▶ [Set exercise]:
Go through the records and copy each line where the word "follow" occurs.

▶ [Exercise input]:

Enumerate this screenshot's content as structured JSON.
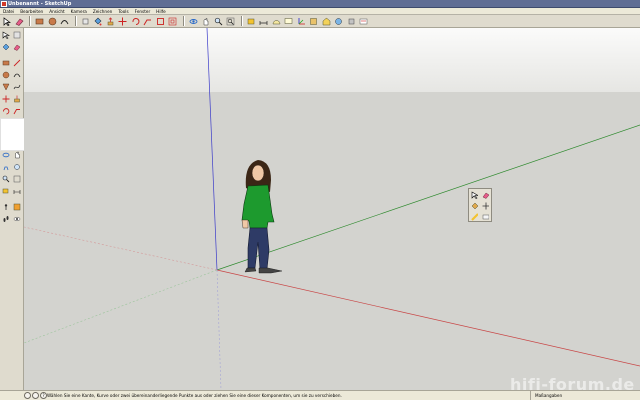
{
  "window": {
    "title": "Unbenannt - SketchUp"
  },
  "menu": {
    "items": [
      "Datei",
      "Bearbeiten",
      "Ansicht",
      "Kamera",
      "Zeichnen",
      "Tools",
      "Fenster",
      "Hilfe"
    ]
  },
  "toolbar_icons": [
    "select-icon",
    "eraser-icon",
    "rectangle-icon",
    "circle-icon",
    "arc-icon",
    "make-component-icon",
    "paint-bucket-icon",
    "push-pull-icon",
    "move-icon",
    "rotate-icon",
    "follow-me-icon",
    "scale-icon",
    "offset-icon",
    "orbit-icon",
    "pan-icon",
    "zoom-icon",
    "zoom-extents-icon",
    "tape-measure-icon",
    "dimension-icon",
    "protractor-icon",
    "text-icon",
    "axes-icon",
    "3d-text-icon",
    "warehouse-icon",
    "share-model-icon",
    "extension-icon",
    "send-to-layout-icon"
  ],
  "status": {
    "hint": "Wählen Sie eine Kante, Kurve oder zwei übereinanderliegende Punkte aus oder ziehen Sie eine dieser Komponenten, um sie zu verschieben.",
    "measurements_label": "Maßangaben"
  },
  "watermark": "hifi-forum.de",
  "colors": {
    "sky": "#f4f4f2",
    "ground": "#d3d3cf",
    "red_axis": "#c84545",
    "green_axis": "#2f8a2f",
    "blue_axis": "#3b3bc9",
    "figure_shirt": "#1d9a2e",
    "figure_jeans": "#2e3b66"
  }
}
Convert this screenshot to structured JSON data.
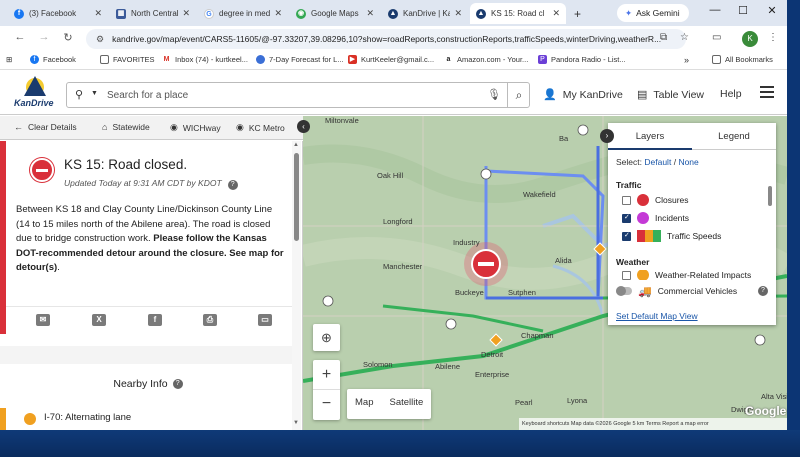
{
  "browser": {
    "tabs": [
      {
        "title": "(3) Facebook",
        "color": "#1877f2",
        "glyph": "f"
      },
      {
        "title": "North Central",
        "color": "#3b5a9a",
        "glyph": "▦"
      },
      {
        "title": "degree in med",
        "color": "#4285f4",
        "glyph": "G"
      },
      {
        "title": "Google Maps",
        "color": "#34a853",
        "glyph": "◉"
      },
      {
        "title": "KanDrive | Kan",
        "color": "#1a3b6e",
        "glyph": "▲"
      },
      {
        "title": "KS 15: Road cl",
        "color": "#1a3b6e",
        "glyph": "▲"
      }
    ],
    "new_tab": "+",
    "ask_gemini": "Ask Gemini",
    "url": "kandrive.gov/map/event/CARS5-11605/@-97.33207,39.08296,10?show=roadReports,constructionReports,trafficSpeeds,winterDriving,weatherR...",
    "profile_initial": "K",
    "bookmarks": [
      {
        "label": "Facebook",
        "color": "#1877f2"
      },
      {
        "label": "FAVORITES",
        "color": "#666"
      },
      {
        "label": "Inbox (74) - kurtkeel...",
        "color": "#d93025"
      },
      {
        "label": "7-Day Forecast for L...",
        "color": "#3b6fd6"
      },
      {
        "label": "KurtKeeler@gmail.c...",
        "color": "#d93025"
      },
      {
        "label": "Amazon.com - Your...",
        "color": "#222"
      },
      {
        "label": "Pandora Radio - List...",
        "color": "#6b3fd6"
      }
    ],
    "all_bookmarks": "All Bookmarks",
    "bookmark_overflow": "»"
  },
  "header": {
    "logo_text": "KanDrive",
    "search_placeholder": "Search for a place",
    "my_kandrive": "My KanDrive",
    "table_view": "Table View",
    "help": "Help"
  },
  "subnav": {
    "clear": "Clear Details",
    "statewide": "Statewide",
    "wichway": "WICHway",
    "kcmetro": "KC Metro"
  },
  "event": {
    "title": "KS 15: Road closed.",
    "updated": "Updated Today at 9:31 AM CDT by KDOT",
    "body_plain": "Between KS 18 and Clay County Line/Dickinson County Line (14 to 15 miles north of the Abilene area). The road is closed due to bridge construction work. ",
    "body_bold": "Please follow the Kansas DOT-recommended detour around the closure. See map for detour(s)",
    "body_end": "."
  },
  "nearby": {
    "heading": "Nearby Info",
    "first_item": "I-70: Alternating lane"
  },
  "map": {
    "labels": [
      "Miltonvale",
      "Oak Hill",
      "Longford",
      "Industry",
      "Manchester",
      "Buckeye",
      "Sutphen",
      "Wakefield",
      "Alida",
      "Chapman",
      "Detroit",
      "Solomon",
      "Abilene",
      "Enterprise",
      "Pearl",
      "Lyona",
      "Alta Visi",
      "Dwight",
      "Ba"
    ],
    "map_btn": "Map",
    "satellite_btn": "Satellite",
    "attribution": "Keyboard shortcuts   Map data ©2026 Google   5 km         Terms   Report a map error",
    "google": "Google"
  },
  "layers": {
    "tab_layers": "Layers",
    "tab_legend": "Legend",
    "select_label": "Select:",
    "select_default": "Default",
    "select_sep": "/",
    "select_none": "None",
    "traffic_heading": "Traffic",
    "closures": "Closures",
    "incidents": "Incidents",
    "traffic_speeds": "Traffic Speeds",
    "weather_heading": "Weather",
    "weather_impacts": "Weather-Related Impacts",
    "commercial": "Commercial Vehicles",
    "default_view": "Set Default Map View"
  }
}
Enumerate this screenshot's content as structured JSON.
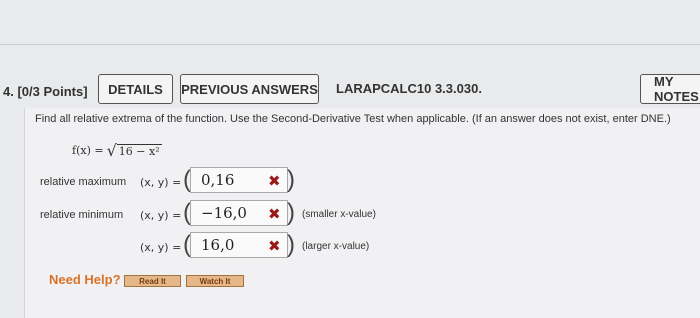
{
  "question": {
    "number": "4.",
    "points": "[0/3 Points]",
    "details_label": "DETAILS",
    "previous_answers_label": "PREVIOUS ANSWERS",
    "code": "LARAPCALC10 3.3.030.",
    "my_notes_label": "MY NOTES"
  },
  "instructions": "Find all relative extrema of the function. Use the Second-Derivative Test when applicable. (If an answer does not exist, enter DNE.)",
  "function": {
    "lhs": "f(x) =",
    "radicand": "16 − x²"
  },
  "answers": [
    {
      "label": "relative maximum",
      "prefix": "(x, y) =",
      "value": "0,16",
      "status": "incorrect",
      "note": ""
    },
    {
      "label": "relative minimum",
      "prefix": "(x, y) =",
      "value": "−16,0",
      "status": "incorrect",
      "note": "(smaller x-value)"
    },
    {
      "label": "",
      "prefix": "(x, y) =",
      "value": "16,0",
      "status": "incorrect",
      "note": "(larger x-value)"
    }
  ],
  "help": {
    "label": "Need Help?",
    "read_label": "Read It",
    "watch_label": "Watch It"
  },
  "colors": {
    "incorrect_mark": "#9b1b1b",
    "help_text": "#d9722a",
    "help_button": "#e4b88a"
  }
}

▶ [Correct response]:
    "follow-me-icon",
    "body_bold": "Please follow the Kansas DOT-recommended detour around the closure. See map for detour(s)",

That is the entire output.